■ Description of the task
Transcribe every line exactly and omit anything that is a picture.

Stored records
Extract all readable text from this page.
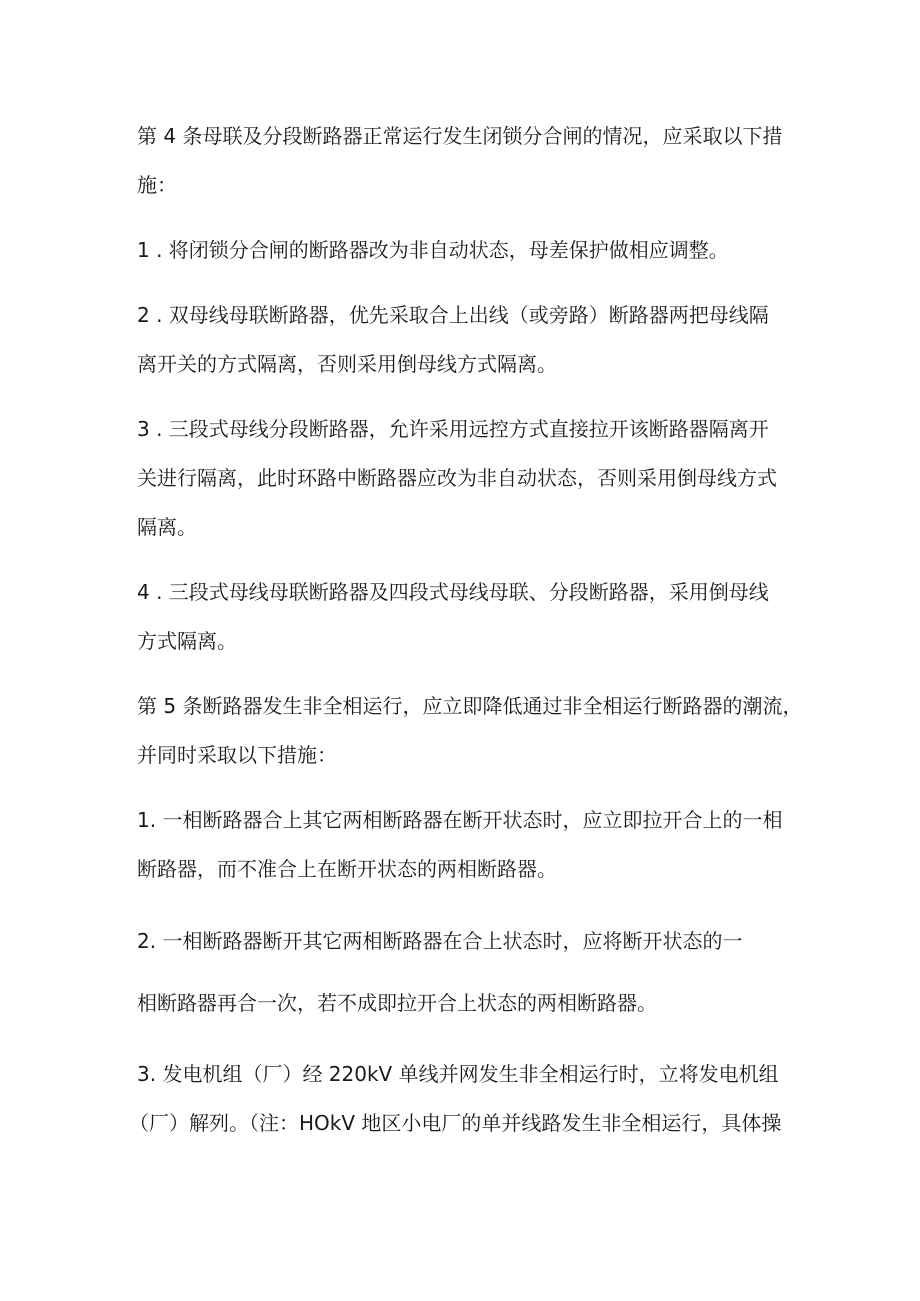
第 4 条母联及分段断路器正常运行发生闭锁分合闸的情况，应采取以下措
施：

1 . 将闭锁分合闸的断路器改为非自动状态，母差保护做相应调整。

2 . 双母线母联断路器，优先采取合上出线（或旁路）断路器两把母线隔
离开关的方式隔离，否则采用倒母线方式隔离。

3 . 三段式母线分段断路器，允许采用远控方式直接拉开该断路器隔离开
关进行隔离，此时环路中断路器应改为非自动状态，否则采用倒母线方式
隔离。

4 . 三段式母线母联断路器及四段式母线母联、分段断路器，采用倒母线
方式隔离。

第 5 条断路器发生非全相运行，应立即降低通过非全相运行断路器的潮流，
并同时采取以下措施：

1. 一相断路器合上其它两相断路器在断开状态时，应立即拉开合上的一相
断路器，而不准合上在断开状态的两相断路器。

2. 一相断路器断开其它两相断路器在合上状态时，应将断开状态的一
相断路器再合一次，若不成即拉开合上状态的两相断路器。

3. 发电机组（厂）经 220kV 单线并网发生非全相运行时，立将发电机组
（厂）解列。（注：HOkV 地区小电厂的单并线路发生非全相运行，具体操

■ Answer for the task
Extract all readable text from this page.
第 4 条母联及分段断路器正常运行发生闭锁分合闸的情况，应采取以下措
施：

1 . 将闭锁分合闸的断路器改为非自动状态，母差保护做相应调整。

2 . 双母线母联断路器，优先采取合上出线（或旁路）断路器两把母线隔
离开关的方式隔离，否则采用倒母线方式隔离。

3 . 三段式母线分段断路器，允许采用远控方式直接拉开该断路器隔离开
关进行隔离，此时环路中断路器应改为非自动状态，否则采用倒母线方式
隔离。

4 . 三段式母线母联断路器及四段式母线母联、分段断路器，采用倒母线
方式隔离。

第 5 条断路器发生非全相运行，应立即降低通过非全相运行断路器的潮流，
并同时采取以下措施：

1. 一相断路器合上其它两相断路器在断开状态时，应立即拉开合上的一相
断路器，而不准合上在断开状态的两相断路器。

2. 一相断路器断开其它两相断路器在合上状态时，应将断开状态的一
相断路器再合一次，若不成即拉开合上状态的两相断路器。

3. 发电机组（厂）经 220kV 单线并网发生非全相运行时，立将发电机组
（厂）解列。（注：HOkV 地区小电厂的单并线路发生非全相运行，具体操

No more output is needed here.